#### DATA LINES:
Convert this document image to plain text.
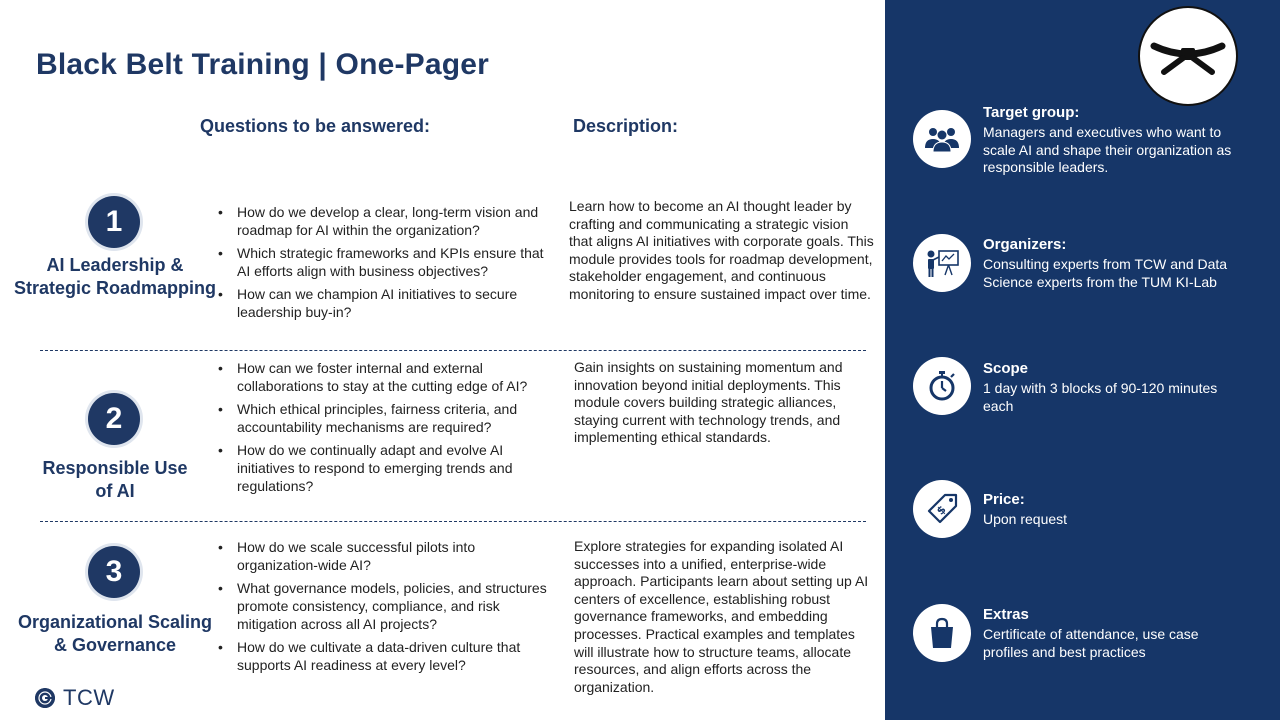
Black Belt Training | One-Pager
Questions to be answered:	Description:
1
AI Leadership &
Strategic Roadmapping
• How do we develop a clear, long-term vision and roadmap for AI within the organization?
• Which strategic frameworks and KPIs ensure that AI efforts align with business objectives?
• How can we champion AI initiatives to secure leadership buy-in?
Learn how to become an AI thought leader by crafting and communicating a strategic vision that aligns AI initiatives with corporate goals. This module provides tools for roadmap development, stakeholder engagement, and continuous monitoring to ensure sustained impact over time.
2
Responsible Use
of AI
• How can we foster internal and external collaborations to stay at the cutting edge of AI?
• Which ethical principles, fairness criteria, and accountability mechanisms are required?
• How do we continually adapt and evolve AI initiatives to respond to emerging trends and regulations?
Gain insights on sustaining momentum and innovation beyond initial deployments. This module covers building strategic alliances, staying current with technology trends, and implementing ethical standards.
3
Organizational Scaling
& Governance
• How do we scale successful pilots into organization-wide AI?
• What governance models, policies, and structures promote consistency, compliance, and risk mitigation across all AI projects?
• How do we cultivate a data-driven culture that supports AI readiness at every level?
Explore strategies for expanding isolated AI successes into a unified, enterprise-wide approach. Participants learn about setting up AI centers of excellence, establishing robust governance frameworks, and embedding processes. Practical examples and templates will illustrate how to structure teams, allocate resources, and align efforts across the organization.
TCW
Target group:
Managers and executives who want to scale AI and shape their organization as responsible leaders.
Organizers:
Consulting experts from TCW and Data Science experts from the TUM KI-Lab
Scope
1 day with 3 blocks of 90-120 minutes each
$
Price:
Upon request
Extras
Certificate of attendance, use case profiles and best practices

#### TASK DIRECTIONS:
Each record above is to be restated exactly, with its pictures removed from the copy.

#### FULL RESPONSE:
Convert this document image to plain text.
Black Belt Training | One-Pager
Questions to be answered:	Description:
1
AI Leadership &
Strategic Roadmapping
• How do we develop a clear, long-term vision and roadmap for AI within the organization?
• Which strategic frameworks and KPIs ensure that AI efforts align with business objectives?
• How can we champion AI initiatives to secure leadership buy-in?
Learn how to become an AI thought leader by crafting and communicating a strategic vision that aligns AI initiatives with corporate goals. This module provides tools for roadmap development, stakeholder engagement, and continuous monitoring to ensure sustained impact over time.
2
Responsible Use
of AI
• How can we foster internal and external collaborations to stay at the cutting edge of AI?
• Which ethical principles, fairness criteria, and accountability mechanisms are required?
• How do we continually adapt and evolve AI initiatives to respond to emerging trends and regulations?
Gain insights on sustaining momentum and innovation beyond initial deployments. This module covers building strategic alliances, staying current with technology trends, and implementing ethical standards.
3
Organizational Scaling
& Governance
• How do we scale successful pilots into organization-wide AI?
• What governance models, policies, and structures promote consistency, compliance, and risk mitigation across all AI projects?
• How do we cultivate a data-driven culture that supports AI readiness at every level?
Explore strategies for expanding isolated AI successes into a unified, enterprise-wide approach. Participants learn about setting up AI centers of excellence, establishing robust governance frameworks, and embedding processes. Practical examples and templates will illustrate how to structure teams, allocate resources, and align efforts across the organization.
TCW
Target group:
Managers and executives who want to scale AI and shape their organization as responsible leaders.
Organizers:
Consulting experts from TCW and Data Science experts from the TUM KI-Lab
Scope
1 day with 3 blocks of 90-120 minutes each
$
Price:
Upon request
Extras
Certificate of attendance, use case profiles and best practices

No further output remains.